WHAT THE TASK REQUIRES: Show every line below where "text" can be found.

SUPPLIED INFORMATION:

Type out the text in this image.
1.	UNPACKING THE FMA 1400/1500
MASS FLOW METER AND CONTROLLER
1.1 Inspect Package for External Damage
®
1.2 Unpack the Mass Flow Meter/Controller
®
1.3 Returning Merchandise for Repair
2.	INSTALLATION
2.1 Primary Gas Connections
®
* * *
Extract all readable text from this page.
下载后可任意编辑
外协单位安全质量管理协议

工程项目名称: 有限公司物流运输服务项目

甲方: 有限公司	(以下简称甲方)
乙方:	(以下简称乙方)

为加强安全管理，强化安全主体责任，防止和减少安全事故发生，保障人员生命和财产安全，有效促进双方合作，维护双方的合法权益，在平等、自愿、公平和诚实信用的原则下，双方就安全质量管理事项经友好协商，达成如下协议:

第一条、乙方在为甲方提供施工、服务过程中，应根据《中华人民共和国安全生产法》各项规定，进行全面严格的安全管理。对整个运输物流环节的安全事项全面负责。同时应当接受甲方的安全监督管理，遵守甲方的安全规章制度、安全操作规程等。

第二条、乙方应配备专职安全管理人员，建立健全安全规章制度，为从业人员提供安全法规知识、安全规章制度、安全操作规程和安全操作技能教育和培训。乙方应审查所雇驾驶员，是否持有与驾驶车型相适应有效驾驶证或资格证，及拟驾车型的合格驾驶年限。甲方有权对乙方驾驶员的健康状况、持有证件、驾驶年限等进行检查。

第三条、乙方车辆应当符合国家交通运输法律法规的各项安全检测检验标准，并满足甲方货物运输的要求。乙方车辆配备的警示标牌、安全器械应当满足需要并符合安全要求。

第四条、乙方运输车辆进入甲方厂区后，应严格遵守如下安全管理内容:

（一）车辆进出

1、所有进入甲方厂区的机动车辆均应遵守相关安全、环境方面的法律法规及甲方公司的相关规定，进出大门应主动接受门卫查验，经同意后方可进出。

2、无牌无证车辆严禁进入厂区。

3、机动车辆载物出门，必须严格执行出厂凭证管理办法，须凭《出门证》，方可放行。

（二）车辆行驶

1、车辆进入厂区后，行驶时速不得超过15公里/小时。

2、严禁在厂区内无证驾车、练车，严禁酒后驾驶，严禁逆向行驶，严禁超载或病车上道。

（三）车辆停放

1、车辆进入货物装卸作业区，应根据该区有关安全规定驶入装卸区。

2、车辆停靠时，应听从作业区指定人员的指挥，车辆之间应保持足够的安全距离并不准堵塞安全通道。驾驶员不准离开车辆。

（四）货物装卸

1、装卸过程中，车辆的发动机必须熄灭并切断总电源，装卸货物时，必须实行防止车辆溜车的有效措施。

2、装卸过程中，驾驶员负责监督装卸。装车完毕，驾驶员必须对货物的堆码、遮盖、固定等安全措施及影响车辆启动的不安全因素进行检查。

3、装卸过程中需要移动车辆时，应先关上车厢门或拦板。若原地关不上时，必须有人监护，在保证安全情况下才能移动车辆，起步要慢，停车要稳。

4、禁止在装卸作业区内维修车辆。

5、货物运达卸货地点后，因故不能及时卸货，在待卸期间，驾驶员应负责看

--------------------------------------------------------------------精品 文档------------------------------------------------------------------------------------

ANSWER TO THIS PROBLEM:
Type out the text in this image.
Extract all readable text from this page.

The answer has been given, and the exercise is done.